**Stated exercise**
Reproduce the records that follow in full, excluding any picture they contain.
--- --- ---
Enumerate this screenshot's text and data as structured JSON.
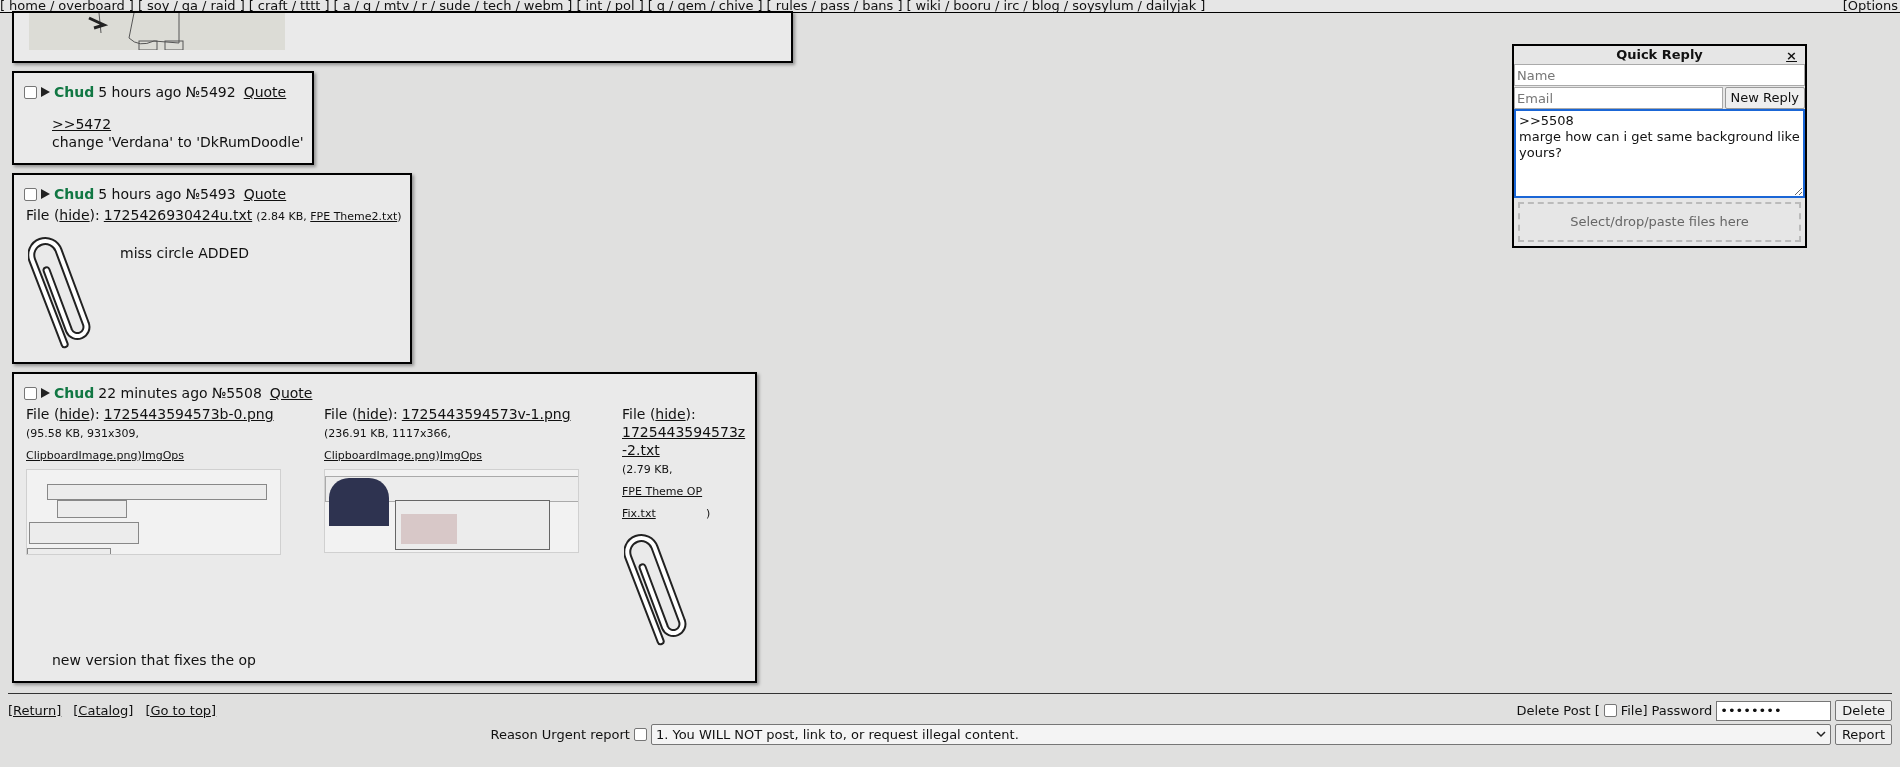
{
  "top_nav": {
    "open": "[",
    "close": "]",
    "separator": "/",
    "groups": [
      [
        "home",
        "overboard"
      ],
      [
        "soy",
        "qa",
        "raid"
      ],
      [
        "craft",
        "tttt"
      ],
      [
        "a",
        "g",
        "mtv",
        "r",
        "sude",
        "tech",
        "webm"
      ],
      [
        "int",
        "pol"
      ],
      [
        "q",
        "gem",
        "chive"
      ],
      [
        "rules",
        "pass",
        "bans"
      ],
      [
        "wiki",
        "booru",
        "irc",
        "blog",
        "soysylum",
        "dailyjak"
      ]
    ],
    "options": "[Options"
  },
  "posts": [
    {
      "kind": "partial",
      "files": [
        {
          "kind": "drawing"
        }
      ]
    },
    {
      "kind": "reply",
      "checked": false,
      "name": "Chud",
      "time": "5 hours ago",
      "number": "№5492",
      "quote": "Quote",
      "body": [
        {
          "kind": "quote_link",
          "text": ">>5472"
        },
        {
          "kind": "text",
          "text": "change 'Verdana' to 'DkRumDoodle'"
        }
      ]
    },
    {
      "kind": "reply",
      "checked": false,
      "name": "Chud",
      "time": "5 hours ago",
      "number": "№5493",
      "quote": "Quote",
      "files": [
        {
          "kind": "text",
          "label_prefix": "File (",
          "hide": "hide",
          "label_suffix": "):",
          "filename": "1725426930424u.txt",
          "meta_prefix": "(2.84 KB,",
          "original": "FPE Theme2.txt",
          "meta_suffix": ")"
        }
      ],
      "body": [
        {
          "kind": "text",
          "text": "miss circle ADDED"
        }
      ]
    },
    {
      "kind": "reply",
      "checked": false,
      "name": "Chud",
      "time": "22 minutes ago",
      "number": "№5508",
      "quote": "Quote",
      "files": [
        {
          "kind": "image",
          "label_prefix": "File (",
          "hide": "hide",
          "label_suffix": "):",
          "filename": "1725443594573b-0.png",
          "meta_prefix": "(95.58 KB, 931x309,",
          "original": "ClipboardImage.png",
          "meta_suffix": ")",
          "imgops": "ImgOps"
        },
        {
          "kind": "image",
          "label_prefix": "File (",
          "hide": "hide",
          "label_suffix": "):",
          "filename": "1725443594573v-1.png",
          "meta_prefix": "(236.91 KB, 1117x366,",
          "original": "ClipboardImage.png",
          "meta_suffix": ")",
          "imgops": "ImgOps"
        },
        {
          "kind": "text",
          "label_prefix": "File (",
          "hide": "hide",
          "label_suffix": "):",
          "filename": "1725443594573z-2.txt",
          "meta_prefix": "(2.79 KB,",
          "original": "FPE Theme OP Fix.txt",
          "meta_suffix": ")"
        }
      ],
      "body": [
        {
          "kind": "text",
          "text": "new version that fixes the op"
        }
      ]
    }
  ],
  "quick_reply": {
    "title": "Quick Reply",
    "close": "×",
    "name": {
      "placeholder": "Name"
    },
    "email": {
      "placeholder": "Email"
    },
    "submit": "New Reply",
    "comment": {
      "value": ">>5508\nmarge how can i get same background like yours?"
    },
    "dropzone": "Select/drop/paste files here"
  },
  "footer": {
    "links": [
      "[Return]",
      "[Catalog]",
      "[Go to top]"
    ],
    "delete": {
      "label": "Delete Post [",
      "file_checked": false,
      "file_label": "File]",
      "password_label": "Password",
      "password": "••••••••",
      "button": "Delete"
    },
    "report": {
      "reason_label": "Reason",
      "urgent_label": "Urgent report",
      "urgent_checked": false,
      "rule": "1. You WILL NOT post, link to, or request illegal content.",
      "button": "Report"
    }
  }
}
--- --- ---
**Answer in full**
Enumerate this screenshot's text and data as structured JSON.
{
  "top_nav": {
    "open": "[",
    "close": "]",
    "separator": "/",
    "groups": [
      [
        "home",
        "overboard"
      ],
      [
        "soy",
        "qa",
        "raid"
      ],
      [
        "craft",
        "tttt"
      ],
      [
        "a",
        "g",
        "mtv",
        "r",
        "sude",
        "tech",
        "webm"
      ],
      [
        "int",
        "pol"
      ],
      [
        "q",
        "gem",
        "chive"
      ],
      [
        "rules",
        "pass",
        "bans"
      ],
      [
        "wiki",
        "booru",
        "irc",
        "blog",
        "soysylum",
        "dailyjak"
      ]
    ],
    "options": "[Options"
  },
  "posts": [
    {
      "kind": "partial",
      "files": [
        {
          "kind": "drawing"
        }
      ]
    },
    {
      "kind": "reply",
      "checked": false,
      "name": "Chud",
      "time": "5 hours ago",
      "number": "№5492",
      "quote": "Quote",
      "body": [
        {
          "kind": "quote_link",
          "text": ">>5472"
        },
        {
          "kind": "text",
          "text": "change 'Verdana' to 'DkRumDoodle'"
        }
      ]
    },
    {
      "kind": "reply",
      "checked": false,
      "name": "Chud",
      "time": "5 hours ago",
      "number": "№5493",
      "quote": "Quote",
      "files": [
        {
          "kind": "text",
          "label_prefix": "File (",
          "hide": "hide",
          "label_suffix": "):",
          "filename": "1725426930424u.txt",
          "meta_prefix": "(2.84 KB,",
          "original": "FPE Theme2.txt",
          "meta_suffix": ")"
        }
      ],
      "body": [
        {
          "kind": "text",
          "text": "miss circle ADDED"
        }
      ]
    },
    {
      "kind": "reply",
      "checked": false,
      "name": "Chud",
      "time": "22 minutes ago",
      "number": "№5508",
      "quote": "Quote",
      "files": [
        {
          "kind": "image",
          "label_prefix": "File (",
          "hide": "hide",
          "label_suffix": "):",
          "filename": "1725443594573b-0.png",
          "meta_prefix": "(95.58 KB, 931x309,",
          "original": "ClipboardImage.png",
          "meta_suffix": ")",
          "imgops": "ImgOps"
        },
        {
          "kind": "image",
          "label_prefix": "File (",
          "hide": "hide",
          "label_suffix": "):",
          "filename": "1725443594573v-1.png",
          "meta_prefix": "(236.91 KB, 1117x366,",
          "original": "ClipboardImage.png",
          "meta_suffix": ")",
          "imgops": "ImgOps"
        },
        {
          "kind": "text",
          "label_prefix": "File (",
          "hide": "hide",
          "label_suffix": "):",
          "filename": "1725443594573z-2.txt",
          "meta_prefix": "(2.79 KB,",
          "original": "FPE Theme OP Fix.txt",
          "meta_suffix": ")"
        }
      ],
      "body": [
        {
          "kind": "text",
          "text": "new version that fixes the op"
        }
      ]
    }
  ],
  "quick_reply": {
    "title": "Quick Reply",
    "close": "×",
    "name": {
      "placeholder": "Name"
    },
    "email": {
      "placeholder": "Email"
    },
    "submit": "New Reply",
    "comment": {
      "value": ">>5508\nmarge how can i get same background like yours?"
    },
    "dropzone": "Select/drop/paste files here"
  },
  "footer": {
    "links": [
      "[Return]",
      "[Catalog]",
      "[Go to top]"
    ],
    "delete": {
      "label": "Delete Post [",
      "file_checked": false,
      "file_label": "File]",
      "password_label": "Password",
      "password": "••••••••",
      "button": "Delete"
    },
    "report": {
      "reason_label": "Reason",
      "urgent_label": "Urgent report",
      "urgent_checked": false,
      "rule": "1. You WILL NOT post, link to, or request illegal content.",
      "button": "Report"
    }
  }
}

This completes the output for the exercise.